## [PROBLEM DETAILS]
Please give the part of the article on children's anxiety that opens with the words containing "- Listen to" and closes with "age and/or gender." again, swapping "everyday activities" for "daily routines".

— start TEXT SECTION —

There are lots of things to worry about in the world. For parents, keeping the scarier parts of life away from children is often the goal.
It is important to remember though that worry and even anxiety are a normal part of life. It can help a person become motivated and set goals, but when it becomes overwhelming and interferes with your life, that’s when it is a problem. For children, anxiety may interfere with them getting to sleep, separating from their parent, getting a needle, or talking to a peer.
When there are real events in our lives [and in our communities] that are scary, for example, the Air Canada crash on March 28th, it can be really tough to explain this to children without creating more fear. We all know that talking to children about their worries can be a challenge, as they usually believe the worries are true. When there is news event, remember to explain the situation at a level appropriate for the age of the child. Sometimes, it may be the case that they do not even need to know about it. The key is to make your explanation developmentally appropriate. Listening to what they’re specifically concerned about means you can address the cause of their worry at its foundation.
TIPS TO LET YOUR CHILDREN KNOW YOU’RE LISTENING
- When your children are talking about concerns, stop whatever you are doing and listen.
- Express interest in what they are saying without being intrusive.
- Listen to their point of view, even if it’s difficult to hear.
- Let them complete their point before you respond.
- Repeat what you heard them say to ensure that you understand them correctly.
WHEN TO WORRY ABOUT ANIXETY
It can be normal for children to be afraid or nervous of new situations or things they’ve heard about in the news. The problem is when the level of anxiety is great enough to interfere with everyday activities. Types of anxiety range from generalized anxiety disorder, specific phobia, separation disorder, panic disorder to selective mutism and/or obsessive compulsive disorder. Dr. Pure indicates that it is important to differentiate between anxiety and difficulties coping to one or more situations, as well as to determine if the anxiety or worry your child feels goes beyond what is considered typical for a child’s age and/or gender.

— end TEXT SECTION —
— start SUPPLIED INFORMATION —

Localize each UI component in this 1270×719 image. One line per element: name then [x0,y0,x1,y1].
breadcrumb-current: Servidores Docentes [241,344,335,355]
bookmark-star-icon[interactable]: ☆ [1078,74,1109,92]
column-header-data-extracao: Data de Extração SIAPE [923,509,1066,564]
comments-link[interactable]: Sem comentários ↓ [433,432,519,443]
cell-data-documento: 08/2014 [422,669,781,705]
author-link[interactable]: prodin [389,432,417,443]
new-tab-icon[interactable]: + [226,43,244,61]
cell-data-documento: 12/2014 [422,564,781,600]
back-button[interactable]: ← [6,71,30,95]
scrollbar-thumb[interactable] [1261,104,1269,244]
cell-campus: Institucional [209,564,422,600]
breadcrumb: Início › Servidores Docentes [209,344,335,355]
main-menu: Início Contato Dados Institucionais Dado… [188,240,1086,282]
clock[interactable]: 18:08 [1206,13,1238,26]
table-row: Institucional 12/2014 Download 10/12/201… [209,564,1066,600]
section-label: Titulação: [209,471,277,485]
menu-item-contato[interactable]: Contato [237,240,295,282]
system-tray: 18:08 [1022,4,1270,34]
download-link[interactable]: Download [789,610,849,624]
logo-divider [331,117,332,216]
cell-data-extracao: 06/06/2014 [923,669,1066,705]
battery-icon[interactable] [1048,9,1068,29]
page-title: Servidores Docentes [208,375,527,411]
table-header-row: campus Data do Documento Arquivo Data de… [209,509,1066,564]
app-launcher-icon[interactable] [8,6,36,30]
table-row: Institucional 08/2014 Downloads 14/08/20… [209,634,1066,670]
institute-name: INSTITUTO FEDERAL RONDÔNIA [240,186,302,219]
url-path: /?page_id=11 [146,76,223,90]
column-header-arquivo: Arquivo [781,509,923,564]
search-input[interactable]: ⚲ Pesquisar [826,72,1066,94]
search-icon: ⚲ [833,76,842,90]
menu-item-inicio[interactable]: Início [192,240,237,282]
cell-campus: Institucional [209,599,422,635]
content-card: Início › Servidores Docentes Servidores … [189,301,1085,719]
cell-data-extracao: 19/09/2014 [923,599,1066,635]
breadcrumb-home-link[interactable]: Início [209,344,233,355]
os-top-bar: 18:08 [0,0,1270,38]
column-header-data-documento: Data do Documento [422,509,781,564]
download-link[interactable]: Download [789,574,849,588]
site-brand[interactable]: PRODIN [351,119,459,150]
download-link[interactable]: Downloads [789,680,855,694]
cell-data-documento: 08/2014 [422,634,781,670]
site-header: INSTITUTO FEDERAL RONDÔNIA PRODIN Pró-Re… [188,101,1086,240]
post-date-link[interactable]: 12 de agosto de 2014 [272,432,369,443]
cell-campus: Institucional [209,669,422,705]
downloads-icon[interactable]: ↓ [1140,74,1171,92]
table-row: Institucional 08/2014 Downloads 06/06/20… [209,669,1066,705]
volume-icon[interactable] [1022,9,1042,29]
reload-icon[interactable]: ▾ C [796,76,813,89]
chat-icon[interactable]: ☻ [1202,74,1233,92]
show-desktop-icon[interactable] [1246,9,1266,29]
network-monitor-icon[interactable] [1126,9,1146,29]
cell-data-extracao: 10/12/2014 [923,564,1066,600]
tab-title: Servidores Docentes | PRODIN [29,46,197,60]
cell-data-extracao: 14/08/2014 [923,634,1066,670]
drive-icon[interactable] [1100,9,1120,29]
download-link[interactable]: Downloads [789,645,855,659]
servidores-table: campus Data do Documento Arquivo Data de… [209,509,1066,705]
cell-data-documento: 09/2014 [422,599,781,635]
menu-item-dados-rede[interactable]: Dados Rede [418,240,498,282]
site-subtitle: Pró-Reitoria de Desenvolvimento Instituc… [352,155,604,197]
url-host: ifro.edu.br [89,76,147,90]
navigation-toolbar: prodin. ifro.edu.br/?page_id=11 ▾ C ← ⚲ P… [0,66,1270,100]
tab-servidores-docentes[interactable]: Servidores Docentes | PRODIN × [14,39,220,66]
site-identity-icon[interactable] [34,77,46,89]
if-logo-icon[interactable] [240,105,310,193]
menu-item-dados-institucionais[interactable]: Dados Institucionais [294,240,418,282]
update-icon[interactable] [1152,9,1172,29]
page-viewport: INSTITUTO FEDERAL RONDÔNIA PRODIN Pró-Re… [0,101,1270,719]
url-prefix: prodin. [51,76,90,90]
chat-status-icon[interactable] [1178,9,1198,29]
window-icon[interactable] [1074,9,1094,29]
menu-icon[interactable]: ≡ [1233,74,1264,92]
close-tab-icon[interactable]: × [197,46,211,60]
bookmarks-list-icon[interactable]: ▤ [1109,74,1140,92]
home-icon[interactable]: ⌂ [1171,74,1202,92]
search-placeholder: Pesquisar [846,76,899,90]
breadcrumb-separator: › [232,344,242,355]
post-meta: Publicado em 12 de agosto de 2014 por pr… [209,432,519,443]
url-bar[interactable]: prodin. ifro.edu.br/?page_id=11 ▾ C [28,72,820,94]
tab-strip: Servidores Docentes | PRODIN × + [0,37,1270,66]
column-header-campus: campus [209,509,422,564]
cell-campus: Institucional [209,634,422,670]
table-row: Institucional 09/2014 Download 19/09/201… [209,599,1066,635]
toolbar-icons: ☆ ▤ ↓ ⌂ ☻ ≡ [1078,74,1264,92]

— end SUPPLIED INFORMATION —

## [TASK RESPONSE]
- Listen to their point of view, even if it’s difficult to hear.
- Let them complete their point before you respond.
- Repeat what you heard them say to ensure that you understand them correctly.
WHEN TO WORRY ABOUT ANIXETY
It can be normal for children to be afraid or nervous of new situations or things they’ve heard about in the news. The problem is when the level of anxiety is great enough to interfere with daily routines. Types of anxiety range from generalized anxiety disorder, specific phobia, separation disorder, panic disorder to selective mutism and/or obsessive compulsive disorder. Dr. Pure indicates that it is important to differentiate between anxiety and difficulties coping to one or more situations, as well as to determine if the anxiety or worry your child feels goes beyond what is considered typical for a child’s age and/or gender.